- SHORT PROBLEM: Output all of the entries exactly as written.

───

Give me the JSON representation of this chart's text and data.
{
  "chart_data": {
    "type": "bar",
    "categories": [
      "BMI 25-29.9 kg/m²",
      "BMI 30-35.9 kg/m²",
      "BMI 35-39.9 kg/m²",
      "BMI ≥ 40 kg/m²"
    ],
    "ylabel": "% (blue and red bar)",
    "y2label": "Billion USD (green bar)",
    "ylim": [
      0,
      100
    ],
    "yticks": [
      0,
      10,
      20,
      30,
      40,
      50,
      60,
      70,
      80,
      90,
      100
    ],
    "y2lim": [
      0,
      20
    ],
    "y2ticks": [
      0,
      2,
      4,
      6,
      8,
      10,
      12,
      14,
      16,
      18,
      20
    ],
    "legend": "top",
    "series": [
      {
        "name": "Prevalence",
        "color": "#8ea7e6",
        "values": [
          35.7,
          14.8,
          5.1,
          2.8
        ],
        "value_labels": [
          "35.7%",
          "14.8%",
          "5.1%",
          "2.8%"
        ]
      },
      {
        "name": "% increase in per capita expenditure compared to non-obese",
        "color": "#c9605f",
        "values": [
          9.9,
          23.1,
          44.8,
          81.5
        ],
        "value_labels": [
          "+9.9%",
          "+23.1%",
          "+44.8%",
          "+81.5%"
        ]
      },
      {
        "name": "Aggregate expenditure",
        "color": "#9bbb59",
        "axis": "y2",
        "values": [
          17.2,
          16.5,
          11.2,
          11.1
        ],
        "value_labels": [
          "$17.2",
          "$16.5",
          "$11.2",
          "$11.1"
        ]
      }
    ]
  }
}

───

- ANSWER TO THE TASK:
Give me the JSON representation of this chart's text and data.
{
  "chart_data": {
    "type": "bar",
    "categories": [
      "BMI 25-29.9 kg/m²",
      "BMI 30-35.9 kg/m²",
      "BMI 35-39.9 kg/m²",
      "BMI ≥ 40 kg/m²"
    ],
    "ylabel": "% (blue and red bar)",
    "y2label": "Billion USD (green bar)",
    "ylim": [
      0,
      100
    ],
    "yticks": [
      0,
      10,
      20,
      30,
      40,
      50,
      60,
      70,
      80,
      90,
      100
    ],
    "y2lim": [
      0,
      20
    ],
    "y2ticks": [
      0,
      2,
      4,
      6,
      8,
      10,
      12,
      14,
      16,
      18,
      20
    ],
    "legend": "top",
    "series": [
      {
        "name": "Prevalence",
        "color": "#8ea7e6",
        "values": [
          35.7,
          14.8,
          5.1,
          2.8
        ],
        "value_labels": [
          "35.7%",
          "14.8%",
          "5.1%",
          "2.8%"
        ]
      },
      {
        "name": "% increase in per capita expenditure compared to non-obese",
        "color": "#c9605f",
        "values": [
          9.9,
          23.1,
          44.8,
          81.5
        ],
        "value_labels": [
          "+9.9%",
          "+23.1%",
          "+44.8%",
          "+81.5%"
        ]
      },
      {
        "name": "Aggregate expenditure",
        "color": "#9bbb59",
        "axis": "y2",
        "values": [
          17.2,
          16.5,
          11.2,
          11.1
        ],
        "value_labels": [
          "$17.2",
          "$16.5",
          "$11.2",
          "$11.1"
        ]
      }
    ]
  }
}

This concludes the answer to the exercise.